What to do: Find the number of lines below in which the word "from" appears, and write that number only.
** Opening Material for the task block **
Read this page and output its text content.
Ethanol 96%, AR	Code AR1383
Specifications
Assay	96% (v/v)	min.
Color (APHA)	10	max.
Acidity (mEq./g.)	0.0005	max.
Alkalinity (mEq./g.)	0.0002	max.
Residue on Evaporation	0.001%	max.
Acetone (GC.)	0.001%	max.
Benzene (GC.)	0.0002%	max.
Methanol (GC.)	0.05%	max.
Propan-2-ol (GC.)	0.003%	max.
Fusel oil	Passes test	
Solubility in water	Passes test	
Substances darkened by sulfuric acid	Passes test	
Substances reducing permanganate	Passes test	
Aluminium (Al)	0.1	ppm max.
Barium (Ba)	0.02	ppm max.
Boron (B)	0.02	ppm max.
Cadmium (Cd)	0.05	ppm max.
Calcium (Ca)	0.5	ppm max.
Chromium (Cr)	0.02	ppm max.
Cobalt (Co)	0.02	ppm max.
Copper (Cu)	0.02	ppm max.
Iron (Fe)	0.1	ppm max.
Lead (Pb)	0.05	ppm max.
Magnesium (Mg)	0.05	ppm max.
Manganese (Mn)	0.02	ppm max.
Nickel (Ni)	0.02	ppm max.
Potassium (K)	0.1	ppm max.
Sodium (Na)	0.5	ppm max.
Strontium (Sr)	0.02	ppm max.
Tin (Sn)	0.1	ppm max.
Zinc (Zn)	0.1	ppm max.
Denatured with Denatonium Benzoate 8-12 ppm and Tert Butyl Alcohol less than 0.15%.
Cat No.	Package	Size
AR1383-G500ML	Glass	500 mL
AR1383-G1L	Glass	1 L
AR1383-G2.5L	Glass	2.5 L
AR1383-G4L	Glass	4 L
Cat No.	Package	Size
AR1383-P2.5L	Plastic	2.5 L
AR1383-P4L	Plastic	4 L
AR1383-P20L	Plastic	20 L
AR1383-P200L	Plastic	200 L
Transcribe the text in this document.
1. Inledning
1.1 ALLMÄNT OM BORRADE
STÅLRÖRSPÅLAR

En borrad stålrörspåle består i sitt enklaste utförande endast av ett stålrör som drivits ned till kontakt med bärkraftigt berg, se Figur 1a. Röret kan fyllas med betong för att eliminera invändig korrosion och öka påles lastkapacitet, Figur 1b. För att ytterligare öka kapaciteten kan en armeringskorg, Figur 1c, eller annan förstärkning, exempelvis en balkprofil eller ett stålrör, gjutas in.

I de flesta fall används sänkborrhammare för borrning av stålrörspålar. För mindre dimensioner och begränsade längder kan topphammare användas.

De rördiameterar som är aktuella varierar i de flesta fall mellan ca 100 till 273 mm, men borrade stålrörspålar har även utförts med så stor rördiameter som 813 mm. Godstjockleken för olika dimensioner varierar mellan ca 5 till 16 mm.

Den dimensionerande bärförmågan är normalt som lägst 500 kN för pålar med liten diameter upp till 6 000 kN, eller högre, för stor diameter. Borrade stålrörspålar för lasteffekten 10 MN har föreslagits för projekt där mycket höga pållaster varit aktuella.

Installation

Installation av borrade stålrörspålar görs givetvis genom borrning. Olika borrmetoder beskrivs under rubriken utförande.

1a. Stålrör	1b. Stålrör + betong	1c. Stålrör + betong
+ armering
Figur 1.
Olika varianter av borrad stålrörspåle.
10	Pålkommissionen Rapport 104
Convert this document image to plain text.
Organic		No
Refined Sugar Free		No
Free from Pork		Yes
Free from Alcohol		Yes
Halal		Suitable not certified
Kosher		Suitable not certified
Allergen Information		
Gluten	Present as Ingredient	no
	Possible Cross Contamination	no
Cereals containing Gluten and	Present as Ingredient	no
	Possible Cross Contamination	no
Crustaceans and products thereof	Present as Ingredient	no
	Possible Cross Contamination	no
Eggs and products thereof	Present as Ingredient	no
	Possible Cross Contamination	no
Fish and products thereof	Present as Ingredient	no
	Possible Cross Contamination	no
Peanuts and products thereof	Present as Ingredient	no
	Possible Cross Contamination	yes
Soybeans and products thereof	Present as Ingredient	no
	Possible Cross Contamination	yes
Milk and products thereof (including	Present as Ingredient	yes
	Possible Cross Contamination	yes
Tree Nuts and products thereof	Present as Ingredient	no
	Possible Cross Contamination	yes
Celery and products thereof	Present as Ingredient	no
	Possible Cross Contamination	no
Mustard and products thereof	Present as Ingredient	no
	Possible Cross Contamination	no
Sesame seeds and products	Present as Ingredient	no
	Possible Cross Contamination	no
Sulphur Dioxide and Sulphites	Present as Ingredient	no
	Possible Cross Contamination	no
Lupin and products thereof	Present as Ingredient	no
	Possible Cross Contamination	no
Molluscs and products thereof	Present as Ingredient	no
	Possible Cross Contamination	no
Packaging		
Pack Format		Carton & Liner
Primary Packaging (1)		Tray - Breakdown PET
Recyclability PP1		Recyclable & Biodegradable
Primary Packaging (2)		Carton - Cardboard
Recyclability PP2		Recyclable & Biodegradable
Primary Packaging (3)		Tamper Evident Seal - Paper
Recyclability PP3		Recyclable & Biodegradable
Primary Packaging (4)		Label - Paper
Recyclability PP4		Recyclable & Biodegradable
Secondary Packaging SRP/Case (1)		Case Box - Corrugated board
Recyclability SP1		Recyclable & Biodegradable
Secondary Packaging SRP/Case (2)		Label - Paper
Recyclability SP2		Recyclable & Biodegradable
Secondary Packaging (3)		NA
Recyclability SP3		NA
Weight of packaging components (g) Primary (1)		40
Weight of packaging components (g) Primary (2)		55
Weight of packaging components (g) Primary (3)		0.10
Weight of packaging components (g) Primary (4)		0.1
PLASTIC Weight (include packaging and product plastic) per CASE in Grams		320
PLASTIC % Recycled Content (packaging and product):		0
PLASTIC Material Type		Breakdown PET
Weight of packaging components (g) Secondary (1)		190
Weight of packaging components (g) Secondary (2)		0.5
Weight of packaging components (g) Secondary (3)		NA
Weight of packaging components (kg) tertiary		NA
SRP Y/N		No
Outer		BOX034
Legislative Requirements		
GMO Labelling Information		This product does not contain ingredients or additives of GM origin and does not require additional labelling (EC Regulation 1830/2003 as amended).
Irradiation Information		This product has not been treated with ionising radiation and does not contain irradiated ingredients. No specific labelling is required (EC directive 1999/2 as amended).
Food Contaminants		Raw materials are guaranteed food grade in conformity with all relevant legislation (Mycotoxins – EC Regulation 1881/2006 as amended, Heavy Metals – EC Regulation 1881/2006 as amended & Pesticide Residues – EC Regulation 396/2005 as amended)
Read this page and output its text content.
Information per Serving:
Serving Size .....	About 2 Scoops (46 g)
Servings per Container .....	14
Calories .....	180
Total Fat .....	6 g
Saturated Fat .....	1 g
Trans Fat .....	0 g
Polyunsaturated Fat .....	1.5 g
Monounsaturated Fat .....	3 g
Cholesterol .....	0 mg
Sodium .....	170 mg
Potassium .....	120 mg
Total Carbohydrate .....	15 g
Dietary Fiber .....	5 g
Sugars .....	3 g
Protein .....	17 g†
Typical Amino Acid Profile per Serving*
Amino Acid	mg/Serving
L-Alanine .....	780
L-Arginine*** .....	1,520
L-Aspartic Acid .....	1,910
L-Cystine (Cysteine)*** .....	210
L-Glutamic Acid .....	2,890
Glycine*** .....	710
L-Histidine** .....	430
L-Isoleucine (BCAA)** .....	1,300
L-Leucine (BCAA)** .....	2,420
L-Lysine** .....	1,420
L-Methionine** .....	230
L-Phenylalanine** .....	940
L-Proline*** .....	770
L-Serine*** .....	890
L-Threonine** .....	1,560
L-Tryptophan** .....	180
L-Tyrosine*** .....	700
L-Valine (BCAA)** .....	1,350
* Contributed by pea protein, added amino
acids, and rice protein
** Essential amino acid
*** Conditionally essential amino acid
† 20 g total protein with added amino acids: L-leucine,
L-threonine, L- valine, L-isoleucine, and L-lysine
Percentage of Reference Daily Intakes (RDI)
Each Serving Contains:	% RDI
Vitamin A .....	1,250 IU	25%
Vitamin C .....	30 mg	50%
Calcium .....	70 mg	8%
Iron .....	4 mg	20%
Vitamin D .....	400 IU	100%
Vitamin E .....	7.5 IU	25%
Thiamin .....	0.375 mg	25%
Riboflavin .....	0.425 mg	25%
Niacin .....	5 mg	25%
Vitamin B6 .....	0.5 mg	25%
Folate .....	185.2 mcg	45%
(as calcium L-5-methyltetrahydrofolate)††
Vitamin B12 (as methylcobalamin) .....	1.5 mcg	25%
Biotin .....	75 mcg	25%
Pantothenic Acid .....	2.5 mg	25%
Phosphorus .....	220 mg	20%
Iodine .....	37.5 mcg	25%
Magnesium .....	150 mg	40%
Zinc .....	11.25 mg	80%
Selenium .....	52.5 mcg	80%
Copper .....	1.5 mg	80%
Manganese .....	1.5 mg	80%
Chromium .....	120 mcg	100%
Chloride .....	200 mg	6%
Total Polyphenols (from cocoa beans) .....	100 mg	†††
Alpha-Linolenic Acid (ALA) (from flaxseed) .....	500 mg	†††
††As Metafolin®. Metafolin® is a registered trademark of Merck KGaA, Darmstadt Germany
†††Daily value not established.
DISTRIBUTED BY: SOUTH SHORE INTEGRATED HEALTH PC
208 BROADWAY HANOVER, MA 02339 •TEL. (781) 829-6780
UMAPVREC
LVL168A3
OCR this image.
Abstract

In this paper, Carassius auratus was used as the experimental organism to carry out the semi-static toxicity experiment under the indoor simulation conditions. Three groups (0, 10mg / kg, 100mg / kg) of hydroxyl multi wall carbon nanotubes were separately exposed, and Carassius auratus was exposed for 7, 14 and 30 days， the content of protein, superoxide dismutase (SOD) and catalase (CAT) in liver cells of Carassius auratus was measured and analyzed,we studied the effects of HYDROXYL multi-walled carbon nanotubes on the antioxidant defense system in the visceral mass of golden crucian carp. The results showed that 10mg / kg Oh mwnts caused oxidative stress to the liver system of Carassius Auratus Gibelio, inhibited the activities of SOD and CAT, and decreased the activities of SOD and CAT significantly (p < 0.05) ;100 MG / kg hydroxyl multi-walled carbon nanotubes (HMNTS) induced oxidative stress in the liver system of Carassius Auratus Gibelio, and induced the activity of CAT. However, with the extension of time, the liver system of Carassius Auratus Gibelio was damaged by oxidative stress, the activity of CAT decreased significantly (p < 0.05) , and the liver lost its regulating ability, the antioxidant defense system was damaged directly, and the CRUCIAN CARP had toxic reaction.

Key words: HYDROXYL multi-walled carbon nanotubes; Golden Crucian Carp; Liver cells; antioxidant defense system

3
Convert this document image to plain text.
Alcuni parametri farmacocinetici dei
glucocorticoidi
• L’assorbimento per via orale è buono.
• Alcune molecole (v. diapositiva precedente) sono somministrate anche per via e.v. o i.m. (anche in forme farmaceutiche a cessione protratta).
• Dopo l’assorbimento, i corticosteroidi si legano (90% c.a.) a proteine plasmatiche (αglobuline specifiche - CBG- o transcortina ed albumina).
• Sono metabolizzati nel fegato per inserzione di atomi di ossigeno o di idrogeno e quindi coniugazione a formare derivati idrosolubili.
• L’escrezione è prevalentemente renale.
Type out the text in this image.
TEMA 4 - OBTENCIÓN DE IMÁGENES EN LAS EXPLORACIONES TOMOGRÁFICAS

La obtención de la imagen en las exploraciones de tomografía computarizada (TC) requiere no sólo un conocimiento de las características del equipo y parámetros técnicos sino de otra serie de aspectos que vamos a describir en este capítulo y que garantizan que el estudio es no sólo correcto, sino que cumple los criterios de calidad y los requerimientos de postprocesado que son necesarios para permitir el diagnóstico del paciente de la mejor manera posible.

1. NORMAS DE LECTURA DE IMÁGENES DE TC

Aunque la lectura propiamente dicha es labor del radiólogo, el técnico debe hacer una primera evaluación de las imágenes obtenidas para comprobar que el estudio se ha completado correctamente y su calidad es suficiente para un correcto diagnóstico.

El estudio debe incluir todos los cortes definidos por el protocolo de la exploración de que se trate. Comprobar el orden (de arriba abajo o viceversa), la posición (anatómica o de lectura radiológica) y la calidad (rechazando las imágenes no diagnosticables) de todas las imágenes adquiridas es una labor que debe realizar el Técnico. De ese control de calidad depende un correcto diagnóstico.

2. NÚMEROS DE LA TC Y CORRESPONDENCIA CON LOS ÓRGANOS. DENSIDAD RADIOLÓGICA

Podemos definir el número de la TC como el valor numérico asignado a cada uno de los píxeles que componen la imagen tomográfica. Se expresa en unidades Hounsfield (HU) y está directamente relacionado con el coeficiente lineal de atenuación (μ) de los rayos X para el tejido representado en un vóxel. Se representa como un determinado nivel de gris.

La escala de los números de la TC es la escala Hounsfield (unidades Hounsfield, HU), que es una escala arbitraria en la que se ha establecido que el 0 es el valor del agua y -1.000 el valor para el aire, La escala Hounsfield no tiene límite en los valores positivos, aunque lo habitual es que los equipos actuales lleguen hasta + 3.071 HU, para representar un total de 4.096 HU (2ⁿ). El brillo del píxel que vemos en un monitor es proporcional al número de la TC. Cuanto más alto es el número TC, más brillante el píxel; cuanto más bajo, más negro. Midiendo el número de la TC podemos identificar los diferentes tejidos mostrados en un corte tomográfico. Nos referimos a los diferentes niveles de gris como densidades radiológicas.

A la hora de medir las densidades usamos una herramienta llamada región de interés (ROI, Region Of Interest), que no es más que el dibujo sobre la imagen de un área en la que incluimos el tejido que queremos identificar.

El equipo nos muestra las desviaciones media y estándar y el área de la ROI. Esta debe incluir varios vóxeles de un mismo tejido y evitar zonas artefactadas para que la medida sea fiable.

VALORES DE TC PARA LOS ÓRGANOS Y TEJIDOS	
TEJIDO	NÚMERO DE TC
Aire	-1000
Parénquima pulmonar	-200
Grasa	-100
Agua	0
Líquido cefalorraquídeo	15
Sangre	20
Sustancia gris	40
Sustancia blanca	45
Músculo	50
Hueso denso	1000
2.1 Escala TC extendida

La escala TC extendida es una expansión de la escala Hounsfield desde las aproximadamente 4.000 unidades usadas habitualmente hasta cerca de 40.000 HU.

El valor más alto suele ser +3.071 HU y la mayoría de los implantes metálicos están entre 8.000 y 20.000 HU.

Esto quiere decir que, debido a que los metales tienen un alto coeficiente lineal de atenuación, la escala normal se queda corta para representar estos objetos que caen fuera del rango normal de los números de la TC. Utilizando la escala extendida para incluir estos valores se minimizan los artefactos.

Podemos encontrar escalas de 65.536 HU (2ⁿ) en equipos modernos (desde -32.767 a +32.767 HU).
** Closing Material for the task block **
Result of this exercise: 4